* _Directions for this task_:
From the listing, collect all lines containing the word "color".
START Dataset rows
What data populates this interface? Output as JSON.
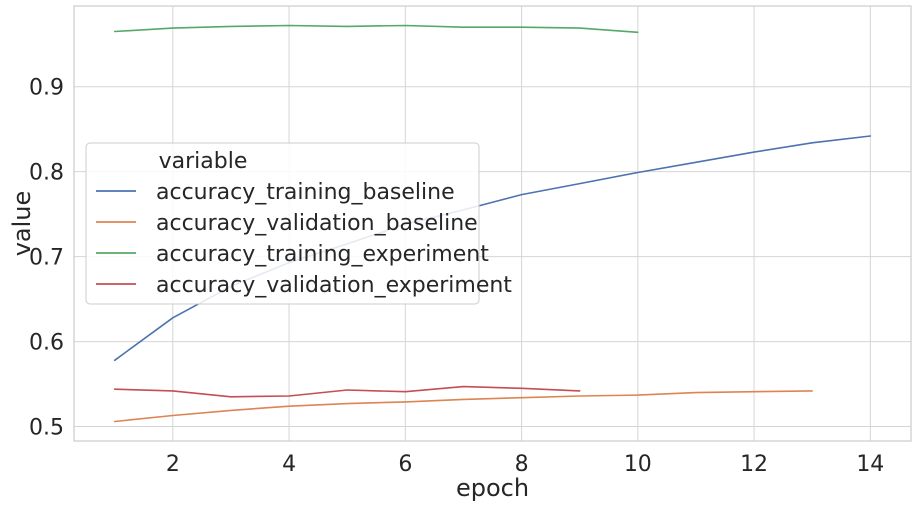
{
  "chart_data": {
    "type": "line",
    "xlabel": "epoch",
    "ylabel": "value",
    "xlim": [
      0.3,
      14.7
    ],
    "ylim": [
      0.483,
      0.995
    ],
    "xticks": [
      2,
      4,
      6,
      8,
      10,
      12,
      14
    ],
    "yticks": [
      0.5,
      0.6,
      0.7,
      0.8,
      0.9
    ],
    "grid": true,
    "legend": {
      "title": "variable",
      "placement": "center-left"
    },
    "series": [
      {
        "name": "accuracy_training_baseline",
        "color": "#4c72b0",
        "x": [
          1,
          2,
          3,
          4,
          5,
          6,
          7,
          8,
          9,
          10,
          11,
          12,
          13,
          14
        ],
        "values": [
          0.578,
          0.628,
          0.665,
          0.693,
          0.715,
          0.738,
          0.755,
          0.773,
          0.786,
          0.799,
          0.811,
          0.823,
          0.834,
          0.842
        ]
      },
      {
        "name": "accuracy_validation_baseline",
        "color": "#dd8452",
        "x": [
          1,
          2,
          3,
          4,
          5,
          6,
          7,
          8,
          9,
          10,
          11,
          12,
          13
        ],
        "values": [
          0.506,
          0.513,
          0.519,
          0.524,
          0.527,
          0.529,
          0.532,
          0.534,
          0.536,
          0.537,
          0.54,
          0.541,
          0.542
        ]
      },
      {
        "name": "accuracy_training_experiment",
        "color": "#55a868",
        "x": [
          1,
          2,
          3,
          4,
          5,
          6,
          7,
          8,
          9,
          10
        ],
        "values": [
          0.965,
          0.969,
          0.971,
          0.972,
          0.971,
          0.972,
          0.97,
          0.97,
          0.969,
          0.964
        ]
      },
      {
        "name": "accuracy_validation_experiment",
        "color": "#c44e52",
        "x": [
          1,
          2,
          3,
          4,
          5,
          6,
          7,
          8,
          9
        ],
        "values": [
          0.544,
          0.542,
          0.535,
          0.536,
          0.543,
          0.541,
          0.547,
          0.545,
          0.542
        ]
      }
    ]
  }
}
END Dataset rows
* _Output of the task_:
        "color": "#4c72b0",
        "color": "#dd8452",
        "color": "#55a868",
        "color": "#c44e52",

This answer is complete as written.